Segment Start: Exercise passage

Crackles signify fluid in the alveoli because of increased capillary permeability associated with pulmonary edema. Cyanosis is evidence of inadequate oxygenation. Frothy sputum results because of the large amount of fluid in the lungs; it may or may not be blood tinged. Chest pain is not a symptom of acute pulmonary edema; this is associated with a pneumothorax. Dyspnea, not bradypnea, is associated with pulmonary edema.

Are you able to identify these if heard? Rhonchi Wheezes Fine crackles Coarse crackles

Fine crackles-short-duration, discontinuous, high-pitched sounds caused by rapid equalization of gas pressure when collapsed alveoli or terminal bronchioles suddenly snap open. They are heard just before the end of inspiration. Rhonchi are continuous rumbling, snoring, or rattling sounds that occur due to obstruction of large airways with secretions. Wheezes are continuous high-pitched squeaking or musical sounds that result from rapid vibration of bronchial walls. Coarse crackles are series of long-duration, discontinuous, low-pitched sounds associated with pulmonary edema or pneumonia with severe congestion. They sound like air is blowing through a straw underwater and are caused by air passing through an airway intermittently occluded by mucus, unstable bronchial walls, or folds of mucosa.

A client who was recently diagnosed with emphysema develops a malignancy in the right lower lobe of the lung, and a lobectomy is performed. After surgery, the client is receiving oxygen by nasal cannula at 2 L per minute. Blood gas results demonstrate respiratory acidosis. What should be the initial nursing intervention? Administer oral fluids. Encourage deep breathing. Increase the oxygen flow rate. Perform nasotracheal suctioning.

Hypoventilation because of pain is the usual cause of respiratory acidosis after lung surgery. Respiratory regulation corrects 50% to 75% of pH imbalances; this is accomplished by either increasing (for acidosis) or decreasing (for alkalosis) the rate and depth of respirations. Therefore, deep breathing will decrease carbon dioxide levels in the blood, thereby decreasing respiratory acidosis. Oral fluids are helpful in liquefying respiratory secretions but will not decrease carbon dioxide levels in the blood. The client has emphysema, and increasing delivery of oxygen if the client is not hypoxic may precipitate CO2 narcosis. The situation does not indicate the presence of excessive respiratory secretions.

Segment End: Exercise passage

Try it - Extend the respiratory nursing review from where it stops. The lines after this point come from a separate source.

Segment Start: Material shown

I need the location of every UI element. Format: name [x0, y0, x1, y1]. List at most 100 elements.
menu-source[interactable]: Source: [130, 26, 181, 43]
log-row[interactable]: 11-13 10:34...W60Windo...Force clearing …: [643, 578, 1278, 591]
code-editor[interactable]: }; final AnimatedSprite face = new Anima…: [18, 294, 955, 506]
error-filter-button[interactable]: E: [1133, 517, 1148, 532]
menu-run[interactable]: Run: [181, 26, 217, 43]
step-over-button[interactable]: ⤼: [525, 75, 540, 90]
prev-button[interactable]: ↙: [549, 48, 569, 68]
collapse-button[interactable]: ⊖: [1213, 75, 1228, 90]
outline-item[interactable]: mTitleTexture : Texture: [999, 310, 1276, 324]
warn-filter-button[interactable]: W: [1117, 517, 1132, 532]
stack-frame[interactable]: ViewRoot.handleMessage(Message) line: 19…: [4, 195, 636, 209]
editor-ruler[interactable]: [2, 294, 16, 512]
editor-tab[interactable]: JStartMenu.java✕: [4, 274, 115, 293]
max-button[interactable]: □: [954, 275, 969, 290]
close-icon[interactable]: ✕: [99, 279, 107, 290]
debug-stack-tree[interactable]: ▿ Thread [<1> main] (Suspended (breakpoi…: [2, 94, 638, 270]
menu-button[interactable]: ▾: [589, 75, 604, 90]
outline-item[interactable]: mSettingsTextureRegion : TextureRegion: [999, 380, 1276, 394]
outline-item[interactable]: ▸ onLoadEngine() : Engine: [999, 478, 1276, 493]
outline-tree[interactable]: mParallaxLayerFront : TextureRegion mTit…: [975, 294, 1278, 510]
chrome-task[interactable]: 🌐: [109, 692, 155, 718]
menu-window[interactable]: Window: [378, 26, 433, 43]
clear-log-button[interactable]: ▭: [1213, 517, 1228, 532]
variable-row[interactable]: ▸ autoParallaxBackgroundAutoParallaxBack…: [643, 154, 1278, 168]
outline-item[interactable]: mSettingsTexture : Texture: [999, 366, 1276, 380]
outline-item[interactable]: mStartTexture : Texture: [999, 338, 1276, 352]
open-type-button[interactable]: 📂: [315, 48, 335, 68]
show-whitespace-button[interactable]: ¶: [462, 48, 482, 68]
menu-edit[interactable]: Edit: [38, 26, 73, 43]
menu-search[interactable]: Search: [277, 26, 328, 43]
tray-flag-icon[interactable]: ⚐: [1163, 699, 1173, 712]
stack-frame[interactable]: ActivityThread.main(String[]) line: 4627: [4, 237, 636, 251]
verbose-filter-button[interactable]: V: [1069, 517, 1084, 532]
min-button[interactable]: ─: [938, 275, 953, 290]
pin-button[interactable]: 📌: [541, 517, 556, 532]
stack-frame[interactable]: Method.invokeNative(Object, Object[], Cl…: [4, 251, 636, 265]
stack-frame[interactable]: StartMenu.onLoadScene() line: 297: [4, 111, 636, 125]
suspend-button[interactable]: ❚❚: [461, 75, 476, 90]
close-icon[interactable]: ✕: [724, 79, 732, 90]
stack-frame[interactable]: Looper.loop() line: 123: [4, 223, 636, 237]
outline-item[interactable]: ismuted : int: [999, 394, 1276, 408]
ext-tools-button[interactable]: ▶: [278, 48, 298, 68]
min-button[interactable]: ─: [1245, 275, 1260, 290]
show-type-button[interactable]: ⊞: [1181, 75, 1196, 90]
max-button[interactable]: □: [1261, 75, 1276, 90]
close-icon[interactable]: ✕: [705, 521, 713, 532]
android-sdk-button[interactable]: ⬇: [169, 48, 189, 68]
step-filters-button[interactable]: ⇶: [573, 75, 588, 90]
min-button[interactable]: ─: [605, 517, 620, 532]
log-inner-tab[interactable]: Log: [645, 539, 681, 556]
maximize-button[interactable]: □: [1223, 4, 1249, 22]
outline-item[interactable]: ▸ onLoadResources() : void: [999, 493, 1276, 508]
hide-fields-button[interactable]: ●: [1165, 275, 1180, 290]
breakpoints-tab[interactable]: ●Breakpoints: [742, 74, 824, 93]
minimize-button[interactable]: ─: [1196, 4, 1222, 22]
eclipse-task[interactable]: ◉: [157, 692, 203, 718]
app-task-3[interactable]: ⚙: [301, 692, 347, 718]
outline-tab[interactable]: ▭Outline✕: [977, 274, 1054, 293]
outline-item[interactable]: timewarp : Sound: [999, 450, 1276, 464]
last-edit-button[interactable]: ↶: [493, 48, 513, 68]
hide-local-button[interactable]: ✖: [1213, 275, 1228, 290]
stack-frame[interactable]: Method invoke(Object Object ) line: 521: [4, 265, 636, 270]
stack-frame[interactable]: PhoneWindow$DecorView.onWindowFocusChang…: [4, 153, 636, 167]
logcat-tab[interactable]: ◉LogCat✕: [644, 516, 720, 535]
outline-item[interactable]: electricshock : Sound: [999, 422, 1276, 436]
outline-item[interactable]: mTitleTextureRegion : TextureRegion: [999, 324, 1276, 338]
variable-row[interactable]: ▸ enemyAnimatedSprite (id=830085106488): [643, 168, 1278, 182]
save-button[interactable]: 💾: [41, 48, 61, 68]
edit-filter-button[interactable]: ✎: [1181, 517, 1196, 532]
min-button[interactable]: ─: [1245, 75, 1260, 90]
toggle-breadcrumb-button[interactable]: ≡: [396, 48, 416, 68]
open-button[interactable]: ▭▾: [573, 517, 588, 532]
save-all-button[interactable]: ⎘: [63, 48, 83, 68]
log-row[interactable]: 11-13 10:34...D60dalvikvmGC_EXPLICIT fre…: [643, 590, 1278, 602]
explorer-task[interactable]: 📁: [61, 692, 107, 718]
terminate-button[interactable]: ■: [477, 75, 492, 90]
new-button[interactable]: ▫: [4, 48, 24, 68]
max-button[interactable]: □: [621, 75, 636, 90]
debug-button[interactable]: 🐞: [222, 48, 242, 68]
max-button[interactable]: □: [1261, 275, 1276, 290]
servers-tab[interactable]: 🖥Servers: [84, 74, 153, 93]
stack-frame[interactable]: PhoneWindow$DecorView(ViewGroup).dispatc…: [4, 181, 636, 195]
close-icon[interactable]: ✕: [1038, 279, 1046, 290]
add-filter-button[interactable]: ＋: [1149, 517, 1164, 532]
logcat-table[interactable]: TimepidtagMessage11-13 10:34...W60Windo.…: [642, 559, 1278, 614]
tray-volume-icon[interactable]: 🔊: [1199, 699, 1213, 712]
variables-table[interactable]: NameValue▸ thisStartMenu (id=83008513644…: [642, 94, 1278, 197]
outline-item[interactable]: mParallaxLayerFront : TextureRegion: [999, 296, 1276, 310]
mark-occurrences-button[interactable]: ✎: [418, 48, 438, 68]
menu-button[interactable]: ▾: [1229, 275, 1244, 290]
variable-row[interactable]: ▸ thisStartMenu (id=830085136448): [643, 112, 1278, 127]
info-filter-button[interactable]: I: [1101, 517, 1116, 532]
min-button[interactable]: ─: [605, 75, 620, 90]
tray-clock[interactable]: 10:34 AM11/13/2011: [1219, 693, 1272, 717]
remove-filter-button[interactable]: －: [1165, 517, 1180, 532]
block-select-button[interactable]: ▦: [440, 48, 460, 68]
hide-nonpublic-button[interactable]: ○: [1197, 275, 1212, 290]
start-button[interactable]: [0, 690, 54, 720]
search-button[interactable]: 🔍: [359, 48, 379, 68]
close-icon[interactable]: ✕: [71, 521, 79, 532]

Segment End: Material shown

Answer space -
A client with chronic obstructive pulmonary disease has increased hemoglobin and hematocrit levels. How should the nurse interpret these findings? Increased leukocyte development in response to infection Decreased extracellular fluid volume secondary to infection Decreased red blood cell proliferation because of hypercapnia Increased erythrocyte production as a result of chronic hypoxia

Hypoxia stimulates production of large quantities of erythrocytes in an attempt to compensate for the lack of oxygen. White blood cell production increases with infection; infection is not the cause of the increase in the hemoglobin and hematocrit. There is a loss of extracellular fluid in an acute infection with a fever; however, in a chronic condition, this fluid is replenished and the hematocrit usually is unaffected. Hypercapnia is an increase in PCO2 in extracellular fluid; this does not have a direct effect on the hemoglobin and hematocrit levels.

A blood transfusion of packed cells has been prescribed for a client. The nursing unit is extremely busy. In delegating the task of blood administration: Assign a licensed practical nurse (LPN) and a nursing assistant to verify the blood is correct and have the LPN monitor the client 15 minutes after hanging the product. Have two registered nurses ascertain that the client identification and blood product are correct with no discrepancies, hang the blood, and check in 15 minutes. Have all identification verified by registered nurses, then the registered nurse can hang the product and monitor client, staying with client during the initial 15 minutes. Have the product and name band verified by a registered nurse, hang, and monitor every hour until infused within a 10-hour period or discontinued

The blood product must be checked by two RN's, and pt ID verified. A RN hangs the product and stay for initial 15 minutes. Packed cells are infused in 2 hours and cannot be hung longer than 4 hours.